INSTRUCTIONS FOR THE TASK: In the data below, find each line containing the string "ändringar" and return it.

[Data excerpts]
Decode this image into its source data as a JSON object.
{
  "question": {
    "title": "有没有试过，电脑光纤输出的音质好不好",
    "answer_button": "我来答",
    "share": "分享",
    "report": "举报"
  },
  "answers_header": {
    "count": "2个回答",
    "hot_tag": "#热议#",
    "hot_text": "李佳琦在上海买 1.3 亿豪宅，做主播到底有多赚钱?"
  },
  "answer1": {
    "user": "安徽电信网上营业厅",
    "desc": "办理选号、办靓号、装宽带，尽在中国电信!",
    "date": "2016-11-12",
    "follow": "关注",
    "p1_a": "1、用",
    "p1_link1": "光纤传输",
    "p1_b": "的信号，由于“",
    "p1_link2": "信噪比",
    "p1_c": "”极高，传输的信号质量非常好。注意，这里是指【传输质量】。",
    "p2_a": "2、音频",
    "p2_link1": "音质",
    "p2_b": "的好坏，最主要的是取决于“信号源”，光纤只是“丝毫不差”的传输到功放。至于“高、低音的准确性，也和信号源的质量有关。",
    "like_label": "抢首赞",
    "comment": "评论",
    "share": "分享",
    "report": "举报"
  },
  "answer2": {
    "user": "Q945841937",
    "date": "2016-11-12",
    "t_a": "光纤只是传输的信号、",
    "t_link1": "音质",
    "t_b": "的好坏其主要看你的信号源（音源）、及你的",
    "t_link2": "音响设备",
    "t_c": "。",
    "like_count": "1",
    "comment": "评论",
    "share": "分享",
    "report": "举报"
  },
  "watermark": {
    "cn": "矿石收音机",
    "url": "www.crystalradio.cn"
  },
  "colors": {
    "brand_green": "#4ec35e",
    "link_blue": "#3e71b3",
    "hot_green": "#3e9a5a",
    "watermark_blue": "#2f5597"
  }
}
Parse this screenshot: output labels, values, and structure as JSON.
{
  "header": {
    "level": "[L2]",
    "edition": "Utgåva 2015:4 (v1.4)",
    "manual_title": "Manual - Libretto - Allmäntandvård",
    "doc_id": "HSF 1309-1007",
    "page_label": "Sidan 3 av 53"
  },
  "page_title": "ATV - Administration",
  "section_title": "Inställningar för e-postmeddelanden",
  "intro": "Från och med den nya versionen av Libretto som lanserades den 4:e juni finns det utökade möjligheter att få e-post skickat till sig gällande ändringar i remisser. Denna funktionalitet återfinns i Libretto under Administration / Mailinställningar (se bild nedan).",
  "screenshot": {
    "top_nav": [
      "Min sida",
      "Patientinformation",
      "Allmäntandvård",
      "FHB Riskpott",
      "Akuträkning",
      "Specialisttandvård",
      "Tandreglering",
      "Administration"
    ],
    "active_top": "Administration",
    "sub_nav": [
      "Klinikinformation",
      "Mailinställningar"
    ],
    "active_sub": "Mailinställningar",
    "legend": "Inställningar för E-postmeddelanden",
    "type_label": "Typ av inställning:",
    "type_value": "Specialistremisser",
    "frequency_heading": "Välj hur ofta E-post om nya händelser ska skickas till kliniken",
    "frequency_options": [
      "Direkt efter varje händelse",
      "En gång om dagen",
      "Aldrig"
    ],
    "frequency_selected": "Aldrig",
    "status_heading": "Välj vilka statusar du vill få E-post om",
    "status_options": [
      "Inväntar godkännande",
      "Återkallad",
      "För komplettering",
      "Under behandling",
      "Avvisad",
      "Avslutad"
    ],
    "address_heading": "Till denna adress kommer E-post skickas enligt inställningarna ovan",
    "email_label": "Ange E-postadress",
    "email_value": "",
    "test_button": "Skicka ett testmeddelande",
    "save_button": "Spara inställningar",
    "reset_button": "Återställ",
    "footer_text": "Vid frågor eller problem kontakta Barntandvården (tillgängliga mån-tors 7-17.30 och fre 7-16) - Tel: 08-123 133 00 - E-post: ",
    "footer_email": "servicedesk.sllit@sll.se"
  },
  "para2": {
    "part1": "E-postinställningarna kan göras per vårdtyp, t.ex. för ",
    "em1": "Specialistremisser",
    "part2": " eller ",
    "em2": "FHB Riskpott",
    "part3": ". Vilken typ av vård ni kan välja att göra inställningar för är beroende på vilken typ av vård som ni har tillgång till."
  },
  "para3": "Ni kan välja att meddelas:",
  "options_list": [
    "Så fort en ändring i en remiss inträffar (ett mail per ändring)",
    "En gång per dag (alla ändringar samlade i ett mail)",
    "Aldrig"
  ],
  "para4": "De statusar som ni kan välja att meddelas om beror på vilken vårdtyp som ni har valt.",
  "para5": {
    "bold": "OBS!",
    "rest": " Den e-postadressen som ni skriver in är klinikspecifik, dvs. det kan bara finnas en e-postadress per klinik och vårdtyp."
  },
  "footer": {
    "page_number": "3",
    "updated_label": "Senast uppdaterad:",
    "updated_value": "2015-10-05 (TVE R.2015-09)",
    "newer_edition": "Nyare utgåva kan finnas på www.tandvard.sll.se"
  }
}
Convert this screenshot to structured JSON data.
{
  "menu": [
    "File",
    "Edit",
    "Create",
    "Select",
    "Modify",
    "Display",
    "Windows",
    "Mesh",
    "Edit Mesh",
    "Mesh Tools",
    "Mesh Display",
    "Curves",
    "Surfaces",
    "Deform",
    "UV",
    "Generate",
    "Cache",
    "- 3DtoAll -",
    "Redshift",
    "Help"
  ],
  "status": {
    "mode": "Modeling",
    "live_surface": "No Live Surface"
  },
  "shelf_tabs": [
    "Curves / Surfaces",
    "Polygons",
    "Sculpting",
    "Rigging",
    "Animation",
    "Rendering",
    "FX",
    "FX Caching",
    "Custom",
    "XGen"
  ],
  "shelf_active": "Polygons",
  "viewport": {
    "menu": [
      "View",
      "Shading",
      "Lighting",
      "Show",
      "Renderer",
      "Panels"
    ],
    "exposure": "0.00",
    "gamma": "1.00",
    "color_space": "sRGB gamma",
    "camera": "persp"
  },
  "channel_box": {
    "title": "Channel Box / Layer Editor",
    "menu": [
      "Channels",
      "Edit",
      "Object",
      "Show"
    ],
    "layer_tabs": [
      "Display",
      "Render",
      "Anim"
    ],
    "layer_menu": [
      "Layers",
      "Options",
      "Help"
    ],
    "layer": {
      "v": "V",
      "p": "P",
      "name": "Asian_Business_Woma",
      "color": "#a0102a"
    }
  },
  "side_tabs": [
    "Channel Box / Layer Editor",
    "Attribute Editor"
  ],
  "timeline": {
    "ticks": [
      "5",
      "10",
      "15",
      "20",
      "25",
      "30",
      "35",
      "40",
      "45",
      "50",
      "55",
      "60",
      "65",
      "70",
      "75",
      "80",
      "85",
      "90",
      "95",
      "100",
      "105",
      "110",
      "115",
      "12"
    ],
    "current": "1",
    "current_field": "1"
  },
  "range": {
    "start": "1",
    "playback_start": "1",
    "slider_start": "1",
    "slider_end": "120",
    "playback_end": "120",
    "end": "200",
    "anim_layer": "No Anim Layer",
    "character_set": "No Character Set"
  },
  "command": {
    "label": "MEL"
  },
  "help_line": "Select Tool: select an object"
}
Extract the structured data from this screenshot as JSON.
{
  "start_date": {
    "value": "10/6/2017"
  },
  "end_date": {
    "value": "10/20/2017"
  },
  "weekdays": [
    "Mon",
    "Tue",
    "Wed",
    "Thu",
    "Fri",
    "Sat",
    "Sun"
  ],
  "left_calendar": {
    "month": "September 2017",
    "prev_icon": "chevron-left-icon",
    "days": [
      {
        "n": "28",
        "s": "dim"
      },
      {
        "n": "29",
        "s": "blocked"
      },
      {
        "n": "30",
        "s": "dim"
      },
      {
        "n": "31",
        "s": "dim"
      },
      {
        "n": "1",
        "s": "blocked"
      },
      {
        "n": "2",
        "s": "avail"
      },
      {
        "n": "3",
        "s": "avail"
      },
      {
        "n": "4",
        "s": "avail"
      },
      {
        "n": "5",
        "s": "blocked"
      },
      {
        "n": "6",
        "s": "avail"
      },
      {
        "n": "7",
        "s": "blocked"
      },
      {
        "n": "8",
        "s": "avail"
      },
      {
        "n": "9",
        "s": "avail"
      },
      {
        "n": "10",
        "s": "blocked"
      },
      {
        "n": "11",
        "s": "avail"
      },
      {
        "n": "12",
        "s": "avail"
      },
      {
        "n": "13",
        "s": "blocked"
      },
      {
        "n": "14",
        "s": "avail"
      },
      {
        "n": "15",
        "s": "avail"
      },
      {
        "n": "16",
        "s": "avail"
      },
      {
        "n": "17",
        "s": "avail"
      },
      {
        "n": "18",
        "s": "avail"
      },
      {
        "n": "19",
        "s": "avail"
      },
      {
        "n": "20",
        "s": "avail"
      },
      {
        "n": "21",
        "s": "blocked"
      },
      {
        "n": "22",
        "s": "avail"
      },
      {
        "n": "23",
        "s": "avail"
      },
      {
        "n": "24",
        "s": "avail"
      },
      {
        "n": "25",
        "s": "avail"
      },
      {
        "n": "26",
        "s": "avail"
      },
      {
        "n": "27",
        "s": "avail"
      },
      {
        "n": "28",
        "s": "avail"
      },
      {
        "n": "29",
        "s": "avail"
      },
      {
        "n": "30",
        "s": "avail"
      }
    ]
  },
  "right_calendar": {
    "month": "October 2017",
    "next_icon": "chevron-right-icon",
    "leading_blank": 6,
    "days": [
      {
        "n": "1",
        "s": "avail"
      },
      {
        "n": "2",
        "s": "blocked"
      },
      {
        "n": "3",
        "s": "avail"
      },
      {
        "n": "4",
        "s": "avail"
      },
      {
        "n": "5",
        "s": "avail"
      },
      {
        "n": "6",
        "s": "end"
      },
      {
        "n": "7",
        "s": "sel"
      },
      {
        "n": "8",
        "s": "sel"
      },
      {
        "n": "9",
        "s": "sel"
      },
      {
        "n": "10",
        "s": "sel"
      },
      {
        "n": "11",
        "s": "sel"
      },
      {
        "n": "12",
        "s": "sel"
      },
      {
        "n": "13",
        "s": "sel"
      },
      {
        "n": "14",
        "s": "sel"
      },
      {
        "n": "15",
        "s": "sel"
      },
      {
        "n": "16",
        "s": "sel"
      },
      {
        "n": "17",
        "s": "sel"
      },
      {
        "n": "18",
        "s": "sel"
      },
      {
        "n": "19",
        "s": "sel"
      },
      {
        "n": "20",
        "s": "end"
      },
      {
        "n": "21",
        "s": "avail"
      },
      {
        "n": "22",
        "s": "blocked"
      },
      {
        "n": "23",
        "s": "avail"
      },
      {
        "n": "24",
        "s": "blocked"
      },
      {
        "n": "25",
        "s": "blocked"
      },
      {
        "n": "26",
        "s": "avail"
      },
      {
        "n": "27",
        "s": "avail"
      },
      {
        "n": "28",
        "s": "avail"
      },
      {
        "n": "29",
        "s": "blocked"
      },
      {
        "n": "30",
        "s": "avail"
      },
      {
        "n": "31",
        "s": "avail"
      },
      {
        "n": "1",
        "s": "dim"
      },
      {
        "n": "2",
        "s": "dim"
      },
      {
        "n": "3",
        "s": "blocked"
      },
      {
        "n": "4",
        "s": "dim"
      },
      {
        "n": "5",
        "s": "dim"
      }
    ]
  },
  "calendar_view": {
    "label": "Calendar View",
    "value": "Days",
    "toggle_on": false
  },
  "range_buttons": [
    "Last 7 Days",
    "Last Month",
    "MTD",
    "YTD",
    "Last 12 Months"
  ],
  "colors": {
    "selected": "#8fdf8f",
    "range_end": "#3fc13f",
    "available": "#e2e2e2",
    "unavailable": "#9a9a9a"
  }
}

EXERCISE ANSWER:
  "intro": "Från och med den nya versionen av Libretto som lanserades den 4:e juni finns det utökade möjligheter att få e-post skickat till sig gällande ändringar i remisser. Denna funktionalitet återfinns i Libretto under Administration / Mailinställningar (se bild nedan).",
    "En gång per dag (alla ändringar samlade i ett mail)",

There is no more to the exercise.